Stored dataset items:
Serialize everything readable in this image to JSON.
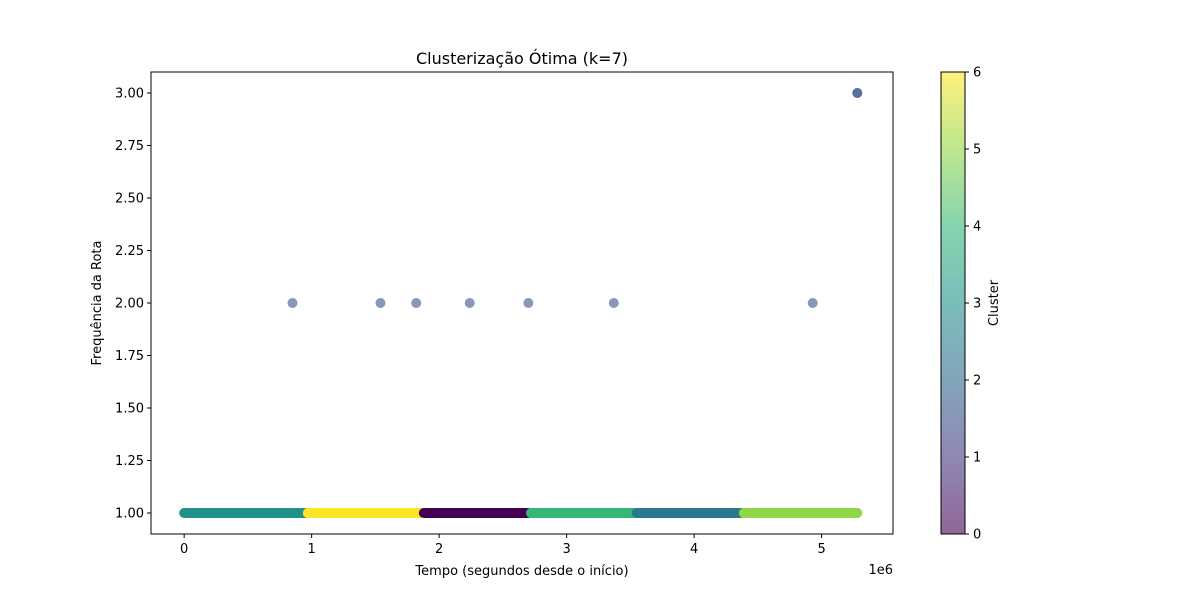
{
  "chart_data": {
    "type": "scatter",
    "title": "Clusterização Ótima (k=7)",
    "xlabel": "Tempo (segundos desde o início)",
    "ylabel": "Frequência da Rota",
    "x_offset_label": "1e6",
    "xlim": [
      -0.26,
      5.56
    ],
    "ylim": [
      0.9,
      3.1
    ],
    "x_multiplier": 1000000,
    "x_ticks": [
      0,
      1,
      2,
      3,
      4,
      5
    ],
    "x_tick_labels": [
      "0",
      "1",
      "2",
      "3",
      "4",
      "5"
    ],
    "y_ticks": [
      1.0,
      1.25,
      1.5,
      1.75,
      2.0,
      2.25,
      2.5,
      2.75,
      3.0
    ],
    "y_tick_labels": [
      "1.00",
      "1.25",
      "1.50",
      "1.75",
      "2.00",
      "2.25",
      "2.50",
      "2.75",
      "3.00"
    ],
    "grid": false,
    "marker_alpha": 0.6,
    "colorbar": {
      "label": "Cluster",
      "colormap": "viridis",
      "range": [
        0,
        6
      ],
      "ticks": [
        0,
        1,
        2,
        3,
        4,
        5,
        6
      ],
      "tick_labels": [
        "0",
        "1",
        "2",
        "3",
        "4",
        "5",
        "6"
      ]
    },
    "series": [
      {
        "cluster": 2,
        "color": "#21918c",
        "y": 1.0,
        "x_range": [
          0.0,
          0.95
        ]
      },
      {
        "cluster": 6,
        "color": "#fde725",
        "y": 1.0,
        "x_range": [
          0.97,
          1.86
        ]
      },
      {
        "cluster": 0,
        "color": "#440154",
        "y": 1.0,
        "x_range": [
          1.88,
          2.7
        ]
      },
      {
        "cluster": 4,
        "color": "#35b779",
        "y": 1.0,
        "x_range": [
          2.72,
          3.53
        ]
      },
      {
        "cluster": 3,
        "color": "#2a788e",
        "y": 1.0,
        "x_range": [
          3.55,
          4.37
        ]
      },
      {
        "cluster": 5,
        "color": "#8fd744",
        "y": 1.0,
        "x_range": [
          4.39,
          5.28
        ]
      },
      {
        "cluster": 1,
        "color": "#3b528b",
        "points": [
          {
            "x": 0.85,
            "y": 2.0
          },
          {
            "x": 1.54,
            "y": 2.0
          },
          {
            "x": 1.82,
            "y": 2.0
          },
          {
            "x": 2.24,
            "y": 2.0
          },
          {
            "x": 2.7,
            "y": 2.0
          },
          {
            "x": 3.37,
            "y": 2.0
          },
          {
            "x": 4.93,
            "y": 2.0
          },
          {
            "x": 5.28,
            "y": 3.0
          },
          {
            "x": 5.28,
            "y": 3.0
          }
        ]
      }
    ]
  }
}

SET PROBLEM
Every record gets retyped exactly; no picture goes into the copy.

FINISHED EXERCISE
Serialize everything readable in this image to JSON.
{
  "chart_data": {
    "type": "scatter",
    "title": "Clusterização Ótima (k=7)",
    "xlabel": "Tempo (segundos desde o início)",
    "ylabel": "Frequência da Rota",
    "x_offset_label": "1e6",
    "xlim": [
      -0.26,
      5.56
    ],
    "ylim": [
      0.9,
      3.1
    ],
    "x_multiplier": 1000000,
    "x_ticks": [
      0,
      1,
      2,
      3,
      4,
      5
    ],
    "x_tick_labels": [
      "0",
      "1",
      "2",
      "3",
      "4",
      "5"
    ],
    "y_ticks": [
      1.0,
      1.25,
      1.5,
      1.75,
      2.0,
      2.25,
      2.5,
      2.75,
      3.0
    ],
    "y_tick_labels": [
      "1.00",
      "1.25",
      "1.50",
      "1.75",
      "2.00",
      "2.25",
      "2.50",
      "2.75",
      "3.00"
    ],
    "grid": false,
    "marker_alpha": 0.6,
    "colorbar": {
      "label": "Cluster",
      "colormap": "viridis",
      "range": [
        0,
        6
      ],
      "ticks": [
        0,
        1,
        2,
        3,
        4,
        5,
        6
      ],
      "tick_labels": [
        "0",
        "1",
        "2",
        "3",
        "4",
        "5",
        "6"
      ]
    },
    "series": [
      {
        "cluster": 2,
        "color": "#21918c",
        "y": 1.0,
        "x_range": [
          0.0,
          0.95
        ]
      },
      {
        "cluster": 6,
        "color": "#fde725",
        "y": 1.0,
        "x_range": [
          0.97,
          1.86
        ]
      },
      {
        "cluster": 0,
        "color": "#440154",
        "y": 1.0,
        "x_range": [
          1.88,
          2.7
        ]
      },
      {
        "cluster": 4,
        "color": "#35b779",
        "y": 1.0,
        "x_range": [
          2.72,
          3.53
        ]
      },
      {
        "cluster": 3,
        "color": "#2a788e",
        "y": 1.0,
        "x_range": [
          3.55,
          4.37
        ]
      },
      {
        "cluster": 5,
        "color": "#8fd744",
        "y": 1.0,
        "x_range": [
          4.39,
          5.28
        ]
      },
      {
        "cluster": 1,
        "color": "#3b528b",
        "points": [
          {
            "x": 0.85,
            "y": 2.0
          },
          {
            "x": 1.54,
            "y": 2.0
          },
          {
            "x": 1.82,
            "y": 2.0
          },
          {
            "x": 2.24,
            "y": 2.0
          },
          {
            "x": 2.7,
            "y": 2.0
          },
          {
            "x": 3.37,
            "y": 2.0
          },
          {
            "x": 4.93,
            "y": 2.0
          },
          {
            "x": 5.28,
            "y": 3.0
          },
          {
            "x": 5.28,
            "y": 3.0
          }
        ]
      }
    ]
  }
}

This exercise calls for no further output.